═══ DATA LINES ═══
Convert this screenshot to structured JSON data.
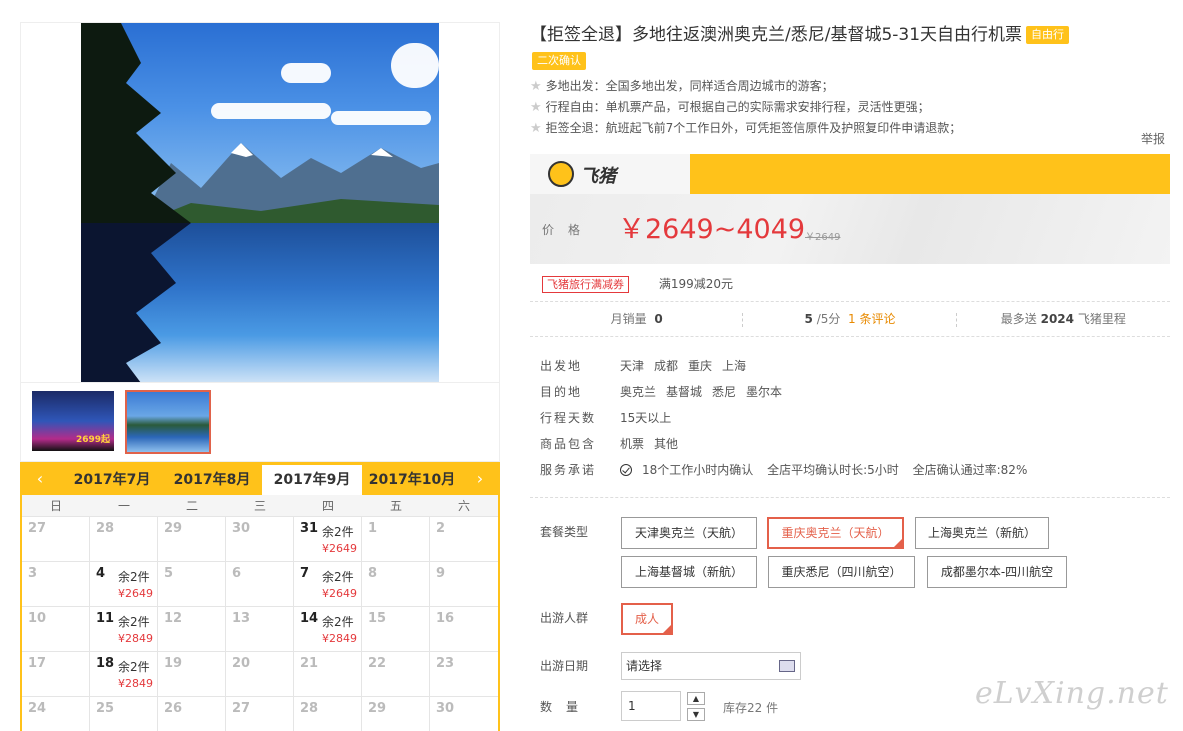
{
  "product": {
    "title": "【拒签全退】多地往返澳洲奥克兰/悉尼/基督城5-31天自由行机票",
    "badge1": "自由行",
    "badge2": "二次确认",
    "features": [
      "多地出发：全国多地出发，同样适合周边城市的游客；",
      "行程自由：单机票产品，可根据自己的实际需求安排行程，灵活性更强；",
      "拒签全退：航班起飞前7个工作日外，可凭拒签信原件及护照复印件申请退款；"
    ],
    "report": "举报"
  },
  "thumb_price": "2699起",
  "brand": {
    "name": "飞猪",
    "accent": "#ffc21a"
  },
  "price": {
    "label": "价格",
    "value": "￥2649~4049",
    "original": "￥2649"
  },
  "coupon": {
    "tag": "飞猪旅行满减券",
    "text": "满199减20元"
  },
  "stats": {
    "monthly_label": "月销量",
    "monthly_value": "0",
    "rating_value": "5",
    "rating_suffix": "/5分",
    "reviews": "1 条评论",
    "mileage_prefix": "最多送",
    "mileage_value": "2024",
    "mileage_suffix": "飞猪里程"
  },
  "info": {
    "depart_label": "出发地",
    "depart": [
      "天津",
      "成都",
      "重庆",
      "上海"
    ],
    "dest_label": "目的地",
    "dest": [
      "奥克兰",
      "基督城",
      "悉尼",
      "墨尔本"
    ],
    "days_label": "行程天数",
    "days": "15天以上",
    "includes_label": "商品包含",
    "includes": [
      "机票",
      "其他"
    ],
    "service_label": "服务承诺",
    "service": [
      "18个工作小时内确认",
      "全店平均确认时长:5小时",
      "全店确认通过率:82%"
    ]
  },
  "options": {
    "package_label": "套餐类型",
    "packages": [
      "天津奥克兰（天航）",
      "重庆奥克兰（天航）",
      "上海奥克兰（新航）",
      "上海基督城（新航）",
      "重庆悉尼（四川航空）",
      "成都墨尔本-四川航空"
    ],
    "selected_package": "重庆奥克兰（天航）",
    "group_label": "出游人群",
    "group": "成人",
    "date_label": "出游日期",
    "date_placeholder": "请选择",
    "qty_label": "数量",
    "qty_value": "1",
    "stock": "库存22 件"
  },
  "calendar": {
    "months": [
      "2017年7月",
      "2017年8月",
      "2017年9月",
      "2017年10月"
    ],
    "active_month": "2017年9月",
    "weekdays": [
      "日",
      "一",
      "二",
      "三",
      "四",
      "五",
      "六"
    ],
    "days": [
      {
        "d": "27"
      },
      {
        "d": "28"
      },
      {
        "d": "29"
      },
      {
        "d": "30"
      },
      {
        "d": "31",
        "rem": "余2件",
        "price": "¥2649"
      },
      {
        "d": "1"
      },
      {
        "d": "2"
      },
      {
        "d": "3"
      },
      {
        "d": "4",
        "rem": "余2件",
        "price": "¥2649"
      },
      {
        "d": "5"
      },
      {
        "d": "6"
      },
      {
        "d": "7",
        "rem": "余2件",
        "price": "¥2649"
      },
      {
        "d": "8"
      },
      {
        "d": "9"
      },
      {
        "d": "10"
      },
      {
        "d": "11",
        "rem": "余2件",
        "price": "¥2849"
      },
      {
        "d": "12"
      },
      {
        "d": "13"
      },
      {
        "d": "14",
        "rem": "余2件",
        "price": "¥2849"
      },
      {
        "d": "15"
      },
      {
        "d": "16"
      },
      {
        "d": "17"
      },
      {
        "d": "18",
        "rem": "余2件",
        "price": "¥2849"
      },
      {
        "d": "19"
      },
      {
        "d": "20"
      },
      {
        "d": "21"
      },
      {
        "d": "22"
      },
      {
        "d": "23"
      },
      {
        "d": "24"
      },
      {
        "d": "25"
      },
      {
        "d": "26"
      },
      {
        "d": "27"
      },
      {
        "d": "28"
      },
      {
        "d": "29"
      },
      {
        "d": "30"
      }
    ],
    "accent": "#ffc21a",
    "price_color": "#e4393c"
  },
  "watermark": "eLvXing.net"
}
═══
═══ DATA LINES ═══
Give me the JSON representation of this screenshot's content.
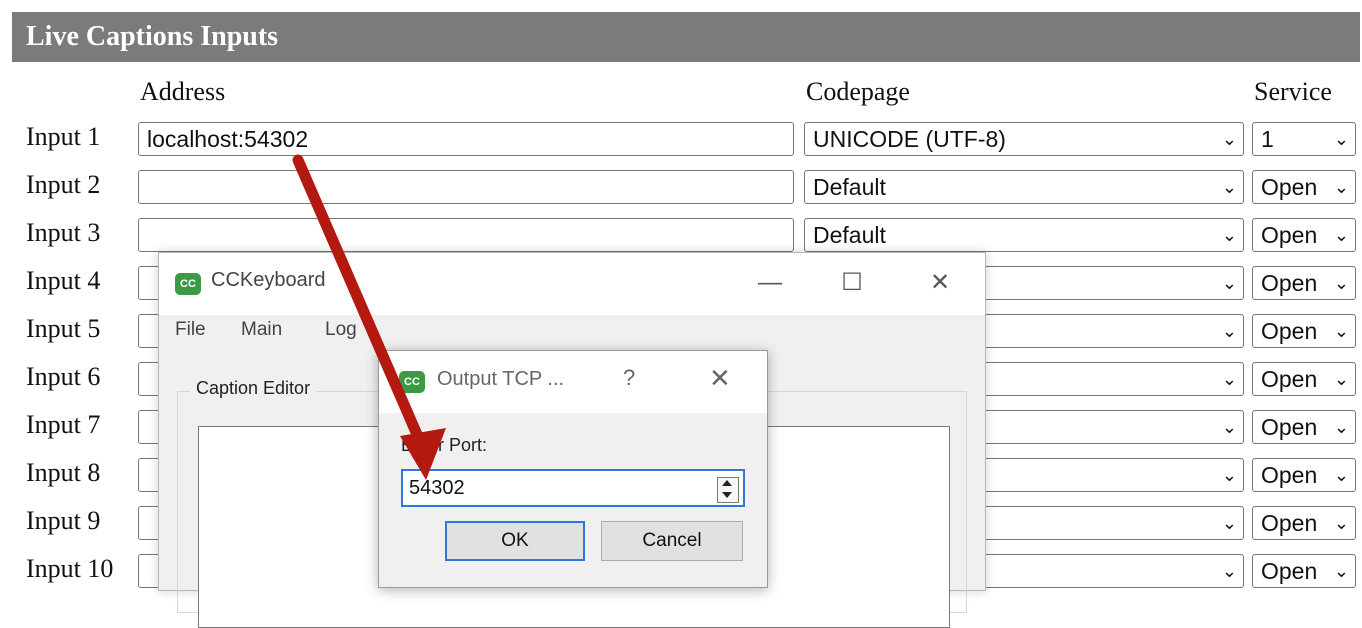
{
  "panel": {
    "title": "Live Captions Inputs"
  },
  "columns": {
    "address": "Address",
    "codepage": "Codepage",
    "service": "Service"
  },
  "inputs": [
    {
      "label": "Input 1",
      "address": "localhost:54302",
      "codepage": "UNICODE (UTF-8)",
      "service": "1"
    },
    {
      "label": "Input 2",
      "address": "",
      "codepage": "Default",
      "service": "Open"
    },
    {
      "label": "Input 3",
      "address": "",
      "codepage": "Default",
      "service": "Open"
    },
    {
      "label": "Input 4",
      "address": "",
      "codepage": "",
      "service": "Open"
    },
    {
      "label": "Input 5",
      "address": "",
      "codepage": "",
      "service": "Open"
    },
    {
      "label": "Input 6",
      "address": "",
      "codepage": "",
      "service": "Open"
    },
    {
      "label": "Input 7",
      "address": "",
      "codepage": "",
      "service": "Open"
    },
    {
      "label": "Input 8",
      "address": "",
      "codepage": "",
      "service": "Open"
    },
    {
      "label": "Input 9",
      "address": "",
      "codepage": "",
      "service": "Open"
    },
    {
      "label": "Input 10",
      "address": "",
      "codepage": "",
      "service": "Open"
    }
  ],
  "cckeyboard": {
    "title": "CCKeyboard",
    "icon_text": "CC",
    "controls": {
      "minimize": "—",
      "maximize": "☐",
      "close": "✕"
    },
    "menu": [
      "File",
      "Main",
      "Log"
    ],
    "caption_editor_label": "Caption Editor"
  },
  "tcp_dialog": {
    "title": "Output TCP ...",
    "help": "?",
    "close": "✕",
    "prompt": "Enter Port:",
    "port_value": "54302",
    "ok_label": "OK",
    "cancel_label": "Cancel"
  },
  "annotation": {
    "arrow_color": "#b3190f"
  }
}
═══
═══ DATA LINES ═══
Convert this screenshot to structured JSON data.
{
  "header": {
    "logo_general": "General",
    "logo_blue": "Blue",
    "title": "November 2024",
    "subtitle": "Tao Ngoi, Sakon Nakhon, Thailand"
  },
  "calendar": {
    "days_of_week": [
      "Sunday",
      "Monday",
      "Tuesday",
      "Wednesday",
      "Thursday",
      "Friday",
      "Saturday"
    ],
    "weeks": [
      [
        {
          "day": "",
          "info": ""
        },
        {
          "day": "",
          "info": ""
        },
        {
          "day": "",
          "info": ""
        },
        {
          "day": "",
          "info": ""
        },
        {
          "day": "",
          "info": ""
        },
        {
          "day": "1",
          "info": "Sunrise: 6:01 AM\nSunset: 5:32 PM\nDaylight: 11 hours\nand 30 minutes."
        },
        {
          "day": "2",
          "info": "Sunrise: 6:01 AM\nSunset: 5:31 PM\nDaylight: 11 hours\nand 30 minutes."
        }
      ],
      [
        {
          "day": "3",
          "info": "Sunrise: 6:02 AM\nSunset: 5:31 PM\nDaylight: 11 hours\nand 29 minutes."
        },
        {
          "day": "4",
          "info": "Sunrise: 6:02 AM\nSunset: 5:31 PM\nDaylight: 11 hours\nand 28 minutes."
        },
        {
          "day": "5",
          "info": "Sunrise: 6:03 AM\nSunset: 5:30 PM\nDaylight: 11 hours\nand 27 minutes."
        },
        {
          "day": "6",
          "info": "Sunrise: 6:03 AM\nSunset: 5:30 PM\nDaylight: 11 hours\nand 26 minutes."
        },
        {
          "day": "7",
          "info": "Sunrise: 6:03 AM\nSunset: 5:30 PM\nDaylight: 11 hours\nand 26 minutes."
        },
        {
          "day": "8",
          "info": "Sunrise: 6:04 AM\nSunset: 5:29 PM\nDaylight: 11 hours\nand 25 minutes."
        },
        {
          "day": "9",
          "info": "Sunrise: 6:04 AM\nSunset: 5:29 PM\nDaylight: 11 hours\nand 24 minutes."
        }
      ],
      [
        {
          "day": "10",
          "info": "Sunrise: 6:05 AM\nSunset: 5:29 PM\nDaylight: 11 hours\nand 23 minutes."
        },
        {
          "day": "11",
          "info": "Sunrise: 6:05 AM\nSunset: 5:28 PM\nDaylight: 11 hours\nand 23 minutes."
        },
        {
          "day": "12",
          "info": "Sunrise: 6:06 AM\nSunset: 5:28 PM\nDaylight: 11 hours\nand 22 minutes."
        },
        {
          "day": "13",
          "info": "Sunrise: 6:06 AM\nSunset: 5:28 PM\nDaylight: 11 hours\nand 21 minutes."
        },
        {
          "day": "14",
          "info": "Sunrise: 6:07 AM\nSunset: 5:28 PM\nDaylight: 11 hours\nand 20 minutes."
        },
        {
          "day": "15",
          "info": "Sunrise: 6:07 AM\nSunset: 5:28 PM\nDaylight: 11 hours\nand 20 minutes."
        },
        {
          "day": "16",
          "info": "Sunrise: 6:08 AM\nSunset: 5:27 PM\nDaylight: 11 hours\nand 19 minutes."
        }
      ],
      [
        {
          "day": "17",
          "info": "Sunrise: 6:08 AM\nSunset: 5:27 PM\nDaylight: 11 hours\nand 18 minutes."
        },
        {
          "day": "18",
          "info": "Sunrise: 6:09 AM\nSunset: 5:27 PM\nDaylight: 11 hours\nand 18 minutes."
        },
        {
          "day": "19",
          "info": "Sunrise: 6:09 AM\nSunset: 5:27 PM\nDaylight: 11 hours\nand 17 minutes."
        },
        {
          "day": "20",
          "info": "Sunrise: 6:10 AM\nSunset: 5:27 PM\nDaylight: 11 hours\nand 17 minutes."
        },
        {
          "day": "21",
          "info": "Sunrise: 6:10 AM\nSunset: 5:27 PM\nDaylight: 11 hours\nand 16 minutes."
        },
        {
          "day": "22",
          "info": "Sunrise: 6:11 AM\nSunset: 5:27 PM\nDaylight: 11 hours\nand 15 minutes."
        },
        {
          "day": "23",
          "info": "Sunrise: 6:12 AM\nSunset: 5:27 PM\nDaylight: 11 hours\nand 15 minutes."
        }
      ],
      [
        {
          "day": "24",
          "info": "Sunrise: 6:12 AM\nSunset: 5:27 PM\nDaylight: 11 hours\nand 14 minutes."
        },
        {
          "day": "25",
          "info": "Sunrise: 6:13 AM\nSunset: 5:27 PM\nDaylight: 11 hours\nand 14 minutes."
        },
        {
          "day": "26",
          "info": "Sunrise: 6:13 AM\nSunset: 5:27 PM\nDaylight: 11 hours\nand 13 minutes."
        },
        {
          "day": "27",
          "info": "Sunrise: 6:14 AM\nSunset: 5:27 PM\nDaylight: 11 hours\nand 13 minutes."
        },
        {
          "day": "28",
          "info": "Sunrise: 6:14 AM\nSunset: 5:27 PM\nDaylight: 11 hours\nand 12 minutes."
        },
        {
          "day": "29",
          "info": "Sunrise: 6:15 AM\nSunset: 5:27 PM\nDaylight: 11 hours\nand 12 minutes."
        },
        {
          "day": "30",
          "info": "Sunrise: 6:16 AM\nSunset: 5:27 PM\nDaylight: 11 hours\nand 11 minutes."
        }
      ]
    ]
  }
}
═══
Pick out each line that holds the string "拒签全退".

    "title": "【拒签全退】多地往返澳洲奥克兰/悉尼/基督城5-31天自由行机票",
      "拒签全退：航班起飞前7个工作日外，可凭拒签信原件及护照复印件申请退款；"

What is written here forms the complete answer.